Below are the records; locate each line with the word "amount" and copy it.

--- begin ---

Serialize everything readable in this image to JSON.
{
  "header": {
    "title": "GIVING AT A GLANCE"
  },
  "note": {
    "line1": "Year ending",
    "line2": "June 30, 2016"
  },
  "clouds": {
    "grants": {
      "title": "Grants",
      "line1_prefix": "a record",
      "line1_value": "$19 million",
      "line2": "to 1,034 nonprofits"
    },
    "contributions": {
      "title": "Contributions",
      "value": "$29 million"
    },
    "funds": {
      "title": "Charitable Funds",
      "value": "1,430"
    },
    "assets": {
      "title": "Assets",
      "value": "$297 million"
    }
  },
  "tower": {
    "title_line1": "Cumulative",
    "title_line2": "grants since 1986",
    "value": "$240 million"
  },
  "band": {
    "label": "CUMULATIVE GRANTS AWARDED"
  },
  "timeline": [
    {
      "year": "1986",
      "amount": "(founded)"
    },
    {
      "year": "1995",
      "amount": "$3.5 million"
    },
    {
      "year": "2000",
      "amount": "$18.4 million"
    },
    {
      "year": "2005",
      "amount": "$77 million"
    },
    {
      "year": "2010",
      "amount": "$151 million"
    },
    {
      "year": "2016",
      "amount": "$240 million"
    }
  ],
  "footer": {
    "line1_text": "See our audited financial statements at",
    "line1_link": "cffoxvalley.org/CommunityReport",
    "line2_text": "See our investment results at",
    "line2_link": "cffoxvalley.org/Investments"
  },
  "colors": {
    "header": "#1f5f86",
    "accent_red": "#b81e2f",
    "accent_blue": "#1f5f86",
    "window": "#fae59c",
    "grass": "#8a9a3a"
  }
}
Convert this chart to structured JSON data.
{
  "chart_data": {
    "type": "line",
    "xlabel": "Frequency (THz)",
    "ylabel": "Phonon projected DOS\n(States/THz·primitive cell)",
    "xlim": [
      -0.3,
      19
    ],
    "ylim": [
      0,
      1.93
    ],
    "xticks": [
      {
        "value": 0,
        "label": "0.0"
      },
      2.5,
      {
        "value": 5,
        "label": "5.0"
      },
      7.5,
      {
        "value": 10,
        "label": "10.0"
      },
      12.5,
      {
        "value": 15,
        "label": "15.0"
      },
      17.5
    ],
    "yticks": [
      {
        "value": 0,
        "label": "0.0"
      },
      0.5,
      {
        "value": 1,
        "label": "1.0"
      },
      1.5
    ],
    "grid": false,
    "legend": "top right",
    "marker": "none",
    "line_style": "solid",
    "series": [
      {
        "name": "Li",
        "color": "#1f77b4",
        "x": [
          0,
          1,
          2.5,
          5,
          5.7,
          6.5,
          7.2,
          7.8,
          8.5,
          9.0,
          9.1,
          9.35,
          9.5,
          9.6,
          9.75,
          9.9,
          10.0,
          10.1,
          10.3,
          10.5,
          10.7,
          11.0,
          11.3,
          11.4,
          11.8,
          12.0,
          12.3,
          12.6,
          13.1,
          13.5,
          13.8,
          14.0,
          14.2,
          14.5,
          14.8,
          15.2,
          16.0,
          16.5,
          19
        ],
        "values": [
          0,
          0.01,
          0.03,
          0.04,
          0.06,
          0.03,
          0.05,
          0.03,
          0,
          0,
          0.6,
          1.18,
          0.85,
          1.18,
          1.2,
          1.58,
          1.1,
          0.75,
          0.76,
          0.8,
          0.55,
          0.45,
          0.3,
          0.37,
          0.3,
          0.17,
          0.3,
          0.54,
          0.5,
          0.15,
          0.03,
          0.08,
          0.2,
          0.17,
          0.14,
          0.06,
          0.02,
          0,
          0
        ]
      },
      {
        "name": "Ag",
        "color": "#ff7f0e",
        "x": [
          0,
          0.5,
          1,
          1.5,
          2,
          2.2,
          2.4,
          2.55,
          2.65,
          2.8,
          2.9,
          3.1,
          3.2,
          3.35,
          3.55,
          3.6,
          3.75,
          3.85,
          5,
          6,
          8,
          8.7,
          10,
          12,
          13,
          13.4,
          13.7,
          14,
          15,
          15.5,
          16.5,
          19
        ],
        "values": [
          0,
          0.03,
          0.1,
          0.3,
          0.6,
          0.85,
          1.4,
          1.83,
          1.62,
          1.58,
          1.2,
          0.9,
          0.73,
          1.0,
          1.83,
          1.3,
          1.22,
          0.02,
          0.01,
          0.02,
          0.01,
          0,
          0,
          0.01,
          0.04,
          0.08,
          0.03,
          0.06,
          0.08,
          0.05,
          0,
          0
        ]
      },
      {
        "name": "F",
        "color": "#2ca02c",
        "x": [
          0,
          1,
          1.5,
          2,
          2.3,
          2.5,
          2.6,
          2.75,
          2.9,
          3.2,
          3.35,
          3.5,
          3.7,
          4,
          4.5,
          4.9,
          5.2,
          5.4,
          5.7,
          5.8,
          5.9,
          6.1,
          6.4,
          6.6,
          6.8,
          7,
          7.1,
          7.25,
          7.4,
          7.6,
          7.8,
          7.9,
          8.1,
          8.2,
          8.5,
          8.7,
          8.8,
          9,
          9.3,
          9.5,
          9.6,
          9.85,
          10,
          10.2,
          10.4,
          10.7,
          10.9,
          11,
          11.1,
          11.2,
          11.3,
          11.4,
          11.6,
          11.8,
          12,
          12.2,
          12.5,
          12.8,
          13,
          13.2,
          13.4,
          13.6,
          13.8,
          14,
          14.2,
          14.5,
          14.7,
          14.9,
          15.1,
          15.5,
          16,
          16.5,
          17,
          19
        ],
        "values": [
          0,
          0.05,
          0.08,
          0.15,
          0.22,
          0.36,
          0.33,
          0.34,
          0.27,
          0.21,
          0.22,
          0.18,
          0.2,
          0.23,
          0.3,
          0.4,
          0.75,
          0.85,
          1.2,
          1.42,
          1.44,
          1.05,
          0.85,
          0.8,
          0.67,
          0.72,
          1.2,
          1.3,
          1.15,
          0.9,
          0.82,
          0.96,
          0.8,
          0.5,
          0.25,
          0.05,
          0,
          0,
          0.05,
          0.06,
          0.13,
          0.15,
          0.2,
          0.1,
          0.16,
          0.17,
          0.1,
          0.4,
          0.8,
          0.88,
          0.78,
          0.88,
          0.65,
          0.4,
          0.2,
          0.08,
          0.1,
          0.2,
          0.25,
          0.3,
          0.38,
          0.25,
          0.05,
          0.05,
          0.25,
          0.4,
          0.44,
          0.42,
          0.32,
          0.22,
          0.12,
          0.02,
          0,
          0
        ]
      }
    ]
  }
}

--- end ---

* Output of the task
      "amount": "(founded)"
      "amount": "$3.5 million"
      "amount": "$18.4 million"
      "amount": "$77 million"
      "amount": "$151 million"
      "amount": "$240 million"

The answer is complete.